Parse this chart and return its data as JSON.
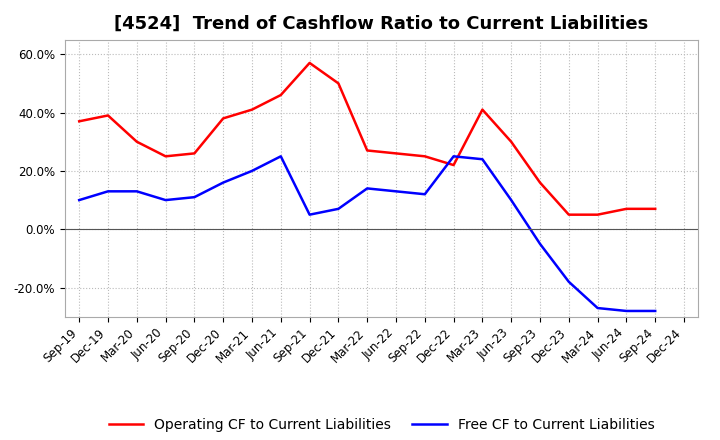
{
  "title": "[4524]  Trend of Cashflow Ratio to Current Liabilities",
  "x_labels": [
    "Sep-19",
    "Dec-19",
    "Mar-20",
    "Jun-20",
    "Sep-20",
    "Dec-20",
    "Mar-21",
    "Jun-21",
    "Sep-21",
    "Dec-21",
    "Mar-22",
    "Jun-22",
    "Sep-22",
    "Dec-22",
    "Mar-23",
    "Jun-23",
    "Sep-23",
    "Dec-23",
    "Mar-24",
    "Jun-24",
    "Sep-24",
    "Dec-24"
  ],
  "operating_cf": [
    0.37,
    0.39,
    0.3,
    0.25,
    0.26,
    0.38,
    0.41,
    0.46,
    0.57,
    0.5,
    0.27,
    0.26,
    0.25,
    0.22,
    0.41,
    0.3,
    0.16,
    0.05,
    0.05,
    0.07,
    0.07,
    null
  ],
  "free_cf": [
    0.1,
    0.13,
    0.13,
    0.1,
    0.11,
    0.16,
    0.2,
    0.25,
    0.05,
    0.07,
    0.14,
    0.13,
    0.12,
    0.25,
    0.24,
    0.1,
    -0.05,
    -0.18,
    -0.27,
    -0.28,
    -0.28,
    null
  ],
  "ylim": [
    -0.3,
    0.65
  ],
  "yticks": [
    -0.2,
    0.0,
    0.2,
    0.4,
    0.6
  ],
  "operating_color": "#ff0000",
  "free_color": "#0000ff",
  "grid_color": "#bbbbbb",
  "background_color": "#ffffff",
  "title_fontsize": 13,
  "legend_fontsize": 10,
  "tick_fontsize": 8.5
}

━━━

(What you have to do) Your task is to copy the entries in full and exactly, without any images.

(Written solution)
Parse this chart and return its data as JSON.
{
  "title": "[4524]  Trend of Cashflow Ratio to Current Liabilities",
  "x_labels": [
    "Sep-19",
    "Dec-19",
    "Mar-20",
    "Jun-20",
    "Sep-20",
    "Dec-20",
    "Mar-21",
    "Jun-21",
    "Sep-21",
    "Dec-21",
    "Mar-22",
    "Jun-22",
    "Sep-22",
    "Dec-22",
    "Mar-23",
    "Jun-23",
    "Sep-23",
    "Dec-23",
    "Mar-24",
    "Jun-24",
    "Sep-24",
    "Dec-24"
  ],
  "operating_cf": [
    0.37,
    0.39,
    0.3,
    0.25,
    0.26,
    0.38,
    0.41,
    0.46,
    0.57,
    0.5,
    0.27,
    0.26,
    0.25,
    0.22,
    0.41,
    0.3,
    0.16,
    0.05,
    0.05,
    0.07,
    0.07,
    null
  ],
  "free_cf": [
    0.1,
    0.13,
    0.13,
    0.1,
    0.11,
    0.16,
    0.2,
    0.25,
    0.05,
    0.07,
    0.14,
    0.13,
    0.12,
    0.25,
    0.24,
    0.1,
    -0.05,
    -0.18,
    -0.27,
    -0.28,
    -0.28,
    null
  ],
  "ylim": [
    -0.3,
    0.65
  ],
  "yticks": [
    -0.2,
    0.0,
    0.2,
    0.4,
    0.6
  ],
  "operating_color": "#ff0000",
  "free_color": "#0000ff",
  "grid_color": "#bbbbbb",
  "background_color": "#ffffff",
  "title_fontsize": 13,
  "legend_fontsize": 10,
  "tick_fontsize": 8.5
}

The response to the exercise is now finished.